To do: Work out how many lines hold the string "username". Give that number and nothing more.

Data records:
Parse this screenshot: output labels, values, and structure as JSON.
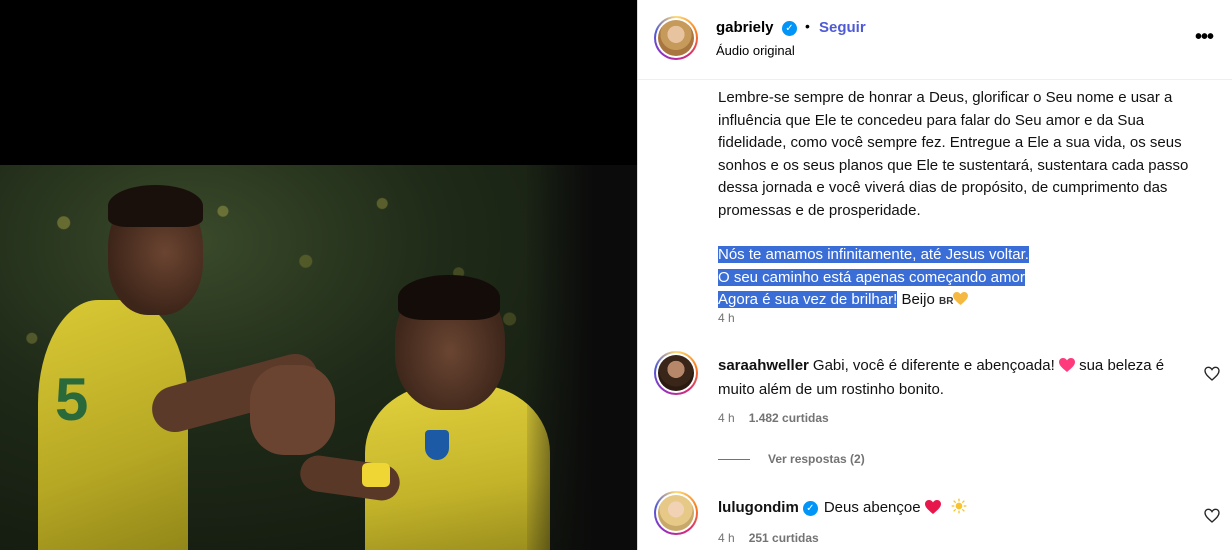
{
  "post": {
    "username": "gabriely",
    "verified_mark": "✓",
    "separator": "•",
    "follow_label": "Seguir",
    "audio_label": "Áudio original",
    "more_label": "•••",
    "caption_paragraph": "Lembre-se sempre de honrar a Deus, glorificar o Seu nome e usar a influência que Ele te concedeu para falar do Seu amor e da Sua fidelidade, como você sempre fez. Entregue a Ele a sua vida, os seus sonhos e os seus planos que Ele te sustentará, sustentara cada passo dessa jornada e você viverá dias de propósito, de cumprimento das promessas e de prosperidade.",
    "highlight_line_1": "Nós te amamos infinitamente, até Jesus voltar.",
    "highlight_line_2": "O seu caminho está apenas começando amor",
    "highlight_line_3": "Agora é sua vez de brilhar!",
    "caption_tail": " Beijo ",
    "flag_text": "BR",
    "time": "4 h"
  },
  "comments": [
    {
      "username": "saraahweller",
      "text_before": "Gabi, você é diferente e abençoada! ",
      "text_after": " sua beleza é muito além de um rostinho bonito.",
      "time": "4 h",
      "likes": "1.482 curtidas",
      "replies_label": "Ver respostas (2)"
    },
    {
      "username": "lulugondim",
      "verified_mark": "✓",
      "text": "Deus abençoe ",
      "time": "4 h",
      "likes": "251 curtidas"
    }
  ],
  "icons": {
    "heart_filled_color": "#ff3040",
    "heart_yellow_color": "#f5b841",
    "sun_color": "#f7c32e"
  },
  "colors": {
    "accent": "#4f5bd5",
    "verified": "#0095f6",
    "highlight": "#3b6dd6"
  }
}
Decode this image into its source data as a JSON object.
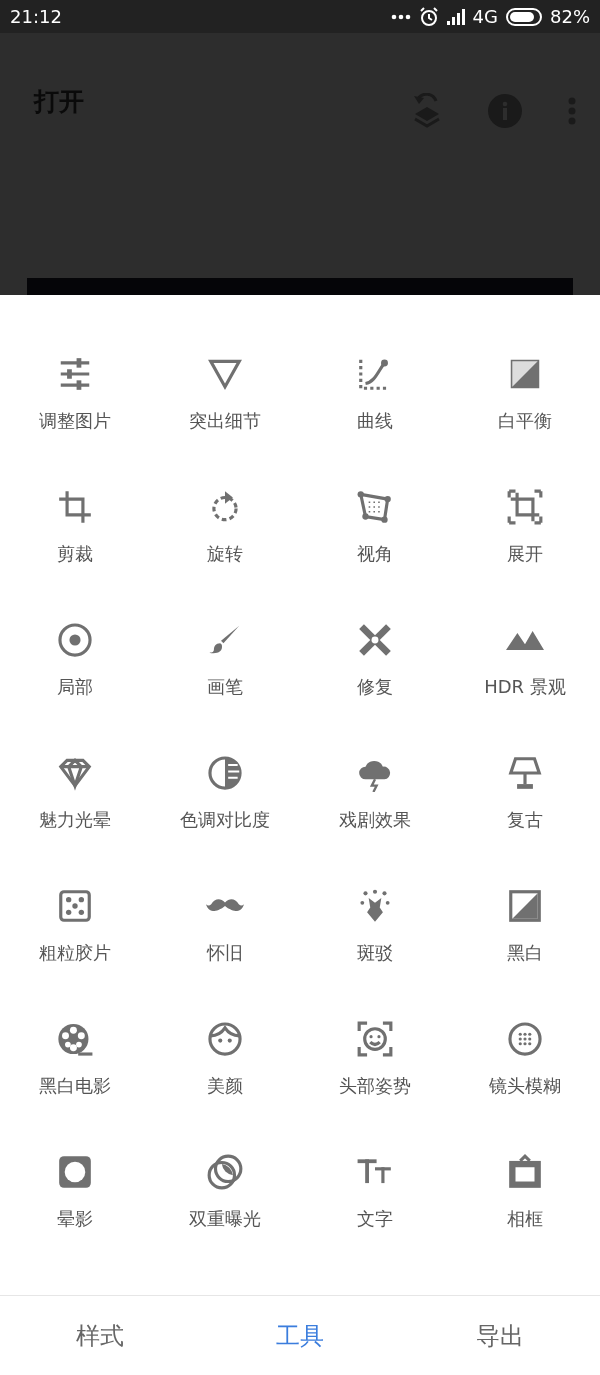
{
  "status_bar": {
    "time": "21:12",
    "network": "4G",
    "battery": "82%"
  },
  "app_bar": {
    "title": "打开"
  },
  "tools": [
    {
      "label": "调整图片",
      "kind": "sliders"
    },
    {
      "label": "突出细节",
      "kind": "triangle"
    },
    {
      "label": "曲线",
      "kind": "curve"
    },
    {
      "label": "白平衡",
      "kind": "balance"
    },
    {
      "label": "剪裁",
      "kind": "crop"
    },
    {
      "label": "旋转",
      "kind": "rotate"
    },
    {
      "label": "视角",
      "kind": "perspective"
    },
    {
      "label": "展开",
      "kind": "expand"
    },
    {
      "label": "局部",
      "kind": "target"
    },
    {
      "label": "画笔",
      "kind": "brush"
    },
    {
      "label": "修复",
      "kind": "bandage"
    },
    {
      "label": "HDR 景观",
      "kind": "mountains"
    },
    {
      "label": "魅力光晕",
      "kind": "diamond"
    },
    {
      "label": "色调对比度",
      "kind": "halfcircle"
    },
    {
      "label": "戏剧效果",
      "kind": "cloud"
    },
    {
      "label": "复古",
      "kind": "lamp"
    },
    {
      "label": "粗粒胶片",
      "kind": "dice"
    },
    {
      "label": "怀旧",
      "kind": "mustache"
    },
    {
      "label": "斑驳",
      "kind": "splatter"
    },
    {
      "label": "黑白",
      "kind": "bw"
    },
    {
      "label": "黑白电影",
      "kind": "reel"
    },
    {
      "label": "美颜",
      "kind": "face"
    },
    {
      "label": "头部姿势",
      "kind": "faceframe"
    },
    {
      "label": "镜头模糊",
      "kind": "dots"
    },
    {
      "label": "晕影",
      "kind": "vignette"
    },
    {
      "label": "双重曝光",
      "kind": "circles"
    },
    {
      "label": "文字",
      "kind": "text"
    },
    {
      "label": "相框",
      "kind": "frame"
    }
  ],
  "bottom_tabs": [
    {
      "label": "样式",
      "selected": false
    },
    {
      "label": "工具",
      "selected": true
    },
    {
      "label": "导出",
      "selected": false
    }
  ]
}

Task solution: 3